» **Problem**
Determine how many lines contain the string "text", then reply with that figure only.

↓

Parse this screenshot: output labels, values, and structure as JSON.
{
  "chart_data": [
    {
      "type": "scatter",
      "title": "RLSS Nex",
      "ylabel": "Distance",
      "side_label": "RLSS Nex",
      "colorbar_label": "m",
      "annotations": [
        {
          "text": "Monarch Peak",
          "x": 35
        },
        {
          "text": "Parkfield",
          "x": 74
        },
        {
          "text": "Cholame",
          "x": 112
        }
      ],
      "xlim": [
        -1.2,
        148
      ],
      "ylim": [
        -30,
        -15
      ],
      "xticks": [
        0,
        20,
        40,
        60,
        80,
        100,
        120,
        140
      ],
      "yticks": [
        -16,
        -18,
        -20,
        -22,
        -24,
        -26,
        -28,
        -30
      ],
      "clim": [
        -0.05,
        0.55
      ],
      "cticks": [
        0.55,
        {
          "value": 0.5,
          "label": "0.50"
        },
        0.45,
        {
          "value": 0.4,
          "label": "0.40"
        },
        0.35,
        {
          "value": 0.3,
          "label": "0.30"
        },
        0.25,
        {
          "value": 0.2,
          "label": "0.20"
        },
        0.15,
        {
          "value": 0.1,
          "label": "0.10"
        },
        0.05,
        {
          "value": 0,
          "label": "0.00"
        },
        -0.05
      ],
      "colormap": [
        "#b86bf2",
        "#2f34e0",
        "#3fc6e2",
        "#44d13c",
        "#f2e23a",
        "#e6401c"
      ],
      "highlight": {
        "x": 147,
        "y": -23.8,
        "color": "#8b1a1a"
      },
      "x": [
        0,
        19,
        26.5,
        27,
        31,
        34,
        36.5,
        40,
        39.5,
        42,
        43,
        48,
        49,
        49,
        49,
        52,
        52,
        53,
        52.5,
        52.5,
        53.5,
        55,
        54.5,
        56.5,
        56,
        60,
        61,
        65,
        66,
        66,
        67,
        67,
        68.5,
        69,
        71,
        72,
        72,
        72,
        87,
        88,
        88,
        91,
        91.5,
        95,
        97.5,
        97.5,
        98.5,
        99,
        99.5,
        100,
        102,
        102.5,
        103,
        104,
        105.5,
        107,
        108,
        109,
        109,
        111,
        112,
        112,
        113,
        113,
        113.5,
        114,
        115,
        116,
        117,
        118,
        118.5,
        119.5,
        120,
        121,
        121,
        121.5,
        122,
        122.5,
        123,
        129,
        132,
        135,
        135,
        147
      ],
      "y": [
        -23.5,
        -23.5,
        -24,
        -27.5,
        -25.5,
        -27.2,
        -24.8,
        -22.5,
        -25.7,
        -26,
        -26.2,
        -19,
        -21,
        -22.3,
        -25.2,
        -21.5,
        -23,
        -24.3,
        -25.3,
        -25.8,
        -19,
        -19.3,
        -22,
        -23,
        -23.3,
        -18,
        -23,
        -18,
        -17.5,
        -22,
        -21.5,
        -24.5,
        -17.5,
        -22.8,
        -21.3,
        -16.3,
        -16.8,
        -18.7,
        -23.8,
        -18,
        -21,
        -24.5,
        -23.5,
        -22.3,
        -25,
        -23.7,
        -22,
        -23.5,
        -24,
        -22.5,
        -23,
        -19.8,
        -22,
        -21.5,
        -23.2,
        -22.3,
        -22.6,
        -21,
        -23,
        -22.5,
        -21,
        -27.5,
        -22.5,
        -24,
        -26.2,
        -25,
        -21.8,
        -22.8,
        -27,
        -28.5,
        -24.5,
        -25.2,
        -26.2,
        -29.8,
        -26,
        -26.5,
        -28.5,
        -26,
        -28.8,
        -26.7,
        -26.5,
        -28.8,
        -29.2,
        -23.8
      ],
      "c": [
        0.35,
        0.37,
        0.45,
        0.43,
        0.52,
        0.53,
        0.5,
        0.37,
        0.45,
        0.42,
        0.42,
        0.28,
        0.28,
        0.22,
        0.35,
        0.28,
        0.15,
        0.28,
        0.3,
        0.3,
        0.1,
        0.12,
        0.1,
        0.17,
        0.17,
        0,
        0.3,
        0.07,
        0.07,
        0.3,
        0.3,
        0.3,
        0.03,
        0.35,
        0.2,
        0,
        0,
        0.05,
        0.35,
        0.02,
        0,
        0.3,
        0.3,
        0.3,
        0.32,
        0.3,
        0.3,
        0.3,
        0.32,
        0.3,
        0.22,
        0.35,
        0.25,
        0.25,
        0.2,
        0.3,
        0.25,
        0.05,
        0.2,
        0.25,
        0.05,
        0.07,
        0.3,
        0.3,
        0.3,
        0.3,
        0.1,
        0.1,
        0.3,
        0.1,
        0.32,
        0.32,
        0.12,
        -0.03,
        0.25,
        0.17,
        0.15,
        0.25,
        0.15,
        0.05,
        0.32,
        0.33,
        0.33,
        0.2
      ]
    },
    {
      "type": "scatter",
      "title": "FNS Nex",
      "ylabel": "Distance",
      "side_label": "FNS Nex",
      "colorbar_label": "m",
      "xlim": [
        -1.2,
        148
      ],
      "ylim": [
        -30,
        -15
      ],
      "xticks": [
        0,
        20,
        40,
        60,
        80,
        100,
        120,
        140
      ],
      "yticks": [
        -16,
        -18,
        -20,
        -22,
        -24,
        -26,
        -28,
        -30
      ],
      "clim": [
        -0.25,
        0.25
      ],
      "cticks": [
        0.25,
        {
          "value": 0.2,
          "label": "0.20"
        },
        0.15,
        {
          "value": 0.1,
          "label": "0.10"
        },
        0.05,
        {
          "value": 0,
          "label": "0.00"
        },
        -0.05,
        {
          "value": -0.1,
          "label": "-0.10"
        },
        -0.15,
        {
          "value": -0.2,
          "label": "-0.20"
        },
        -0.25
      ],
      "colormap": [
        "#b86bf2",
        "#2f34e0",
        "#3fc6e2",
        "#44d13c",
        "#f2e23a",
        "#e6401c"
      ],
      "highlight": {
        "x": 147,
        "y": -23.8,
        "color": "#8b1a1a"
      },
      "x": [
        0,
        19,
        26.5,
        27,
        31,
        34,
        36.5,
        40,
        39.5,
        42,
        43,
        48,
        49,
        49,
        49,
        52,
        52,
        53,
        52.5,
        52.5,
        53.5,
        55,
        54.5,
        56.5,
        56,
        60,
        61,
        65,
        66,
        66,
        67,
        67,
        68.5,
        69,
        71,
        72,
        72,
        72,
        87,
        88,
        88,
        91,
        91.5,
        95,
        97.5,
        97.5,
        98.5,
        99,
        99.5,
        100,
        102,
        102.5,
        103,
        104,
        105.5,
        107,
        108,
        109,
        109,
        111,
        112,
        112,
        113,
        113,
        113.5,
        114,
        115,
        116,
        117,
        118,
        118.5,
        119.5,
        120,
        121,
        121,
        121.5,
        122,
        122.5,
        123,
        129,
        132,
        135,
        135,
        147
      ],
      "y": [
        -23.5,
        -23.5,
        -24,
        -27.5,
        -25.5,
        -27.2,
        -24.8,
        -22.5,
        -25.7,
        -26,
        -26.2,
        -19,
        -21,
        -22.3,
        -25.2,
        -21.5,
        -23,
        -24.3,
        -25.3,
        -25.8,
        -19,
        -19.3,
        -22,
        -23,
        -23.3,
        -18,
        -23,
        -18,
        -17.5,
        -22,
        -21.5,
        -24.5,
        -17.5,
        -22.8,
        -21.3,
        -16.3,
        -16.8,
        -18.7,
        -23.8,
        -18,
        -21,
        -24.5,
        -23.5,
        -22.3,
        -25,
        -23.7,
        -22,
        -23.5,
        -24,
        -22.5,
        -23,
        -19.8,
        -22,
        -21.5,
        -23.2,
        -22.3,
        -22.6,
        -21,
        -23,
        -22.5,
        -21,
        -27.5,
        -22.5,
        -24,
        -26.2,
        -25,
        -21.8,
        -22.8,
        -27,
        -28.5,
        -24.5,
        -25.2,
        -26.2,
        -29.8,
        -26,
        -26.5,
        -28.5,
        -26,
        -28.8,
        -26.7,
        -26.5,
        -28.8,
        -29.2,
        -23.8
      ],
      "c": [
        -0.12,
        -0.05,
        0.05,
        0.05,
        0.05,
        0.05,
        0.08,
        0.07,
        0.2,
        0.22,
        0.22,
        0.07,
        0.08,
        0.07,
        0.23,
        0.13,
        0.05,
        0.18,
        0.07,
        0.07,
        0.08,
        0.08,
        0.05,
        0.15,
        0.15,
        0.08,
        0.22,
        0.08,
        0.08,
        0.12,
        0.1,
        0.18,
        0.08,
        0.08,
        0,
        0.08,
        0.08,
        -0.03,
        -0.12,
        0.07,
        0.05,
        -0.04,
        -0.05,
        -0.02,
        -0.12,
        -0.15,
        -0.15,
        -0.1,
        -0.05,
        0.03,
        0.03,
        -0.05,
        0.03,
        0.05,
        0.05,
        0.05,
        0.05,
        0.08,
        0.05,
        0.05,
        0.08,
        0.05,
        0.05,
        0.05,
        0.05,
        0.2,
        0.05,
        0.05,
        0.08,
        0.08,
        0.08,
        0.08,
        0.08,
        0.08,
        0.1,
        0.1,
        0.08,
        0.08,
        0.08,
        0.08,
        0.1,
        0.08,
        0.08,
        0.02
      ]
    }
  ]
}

↑

» **Result for this exercise**
3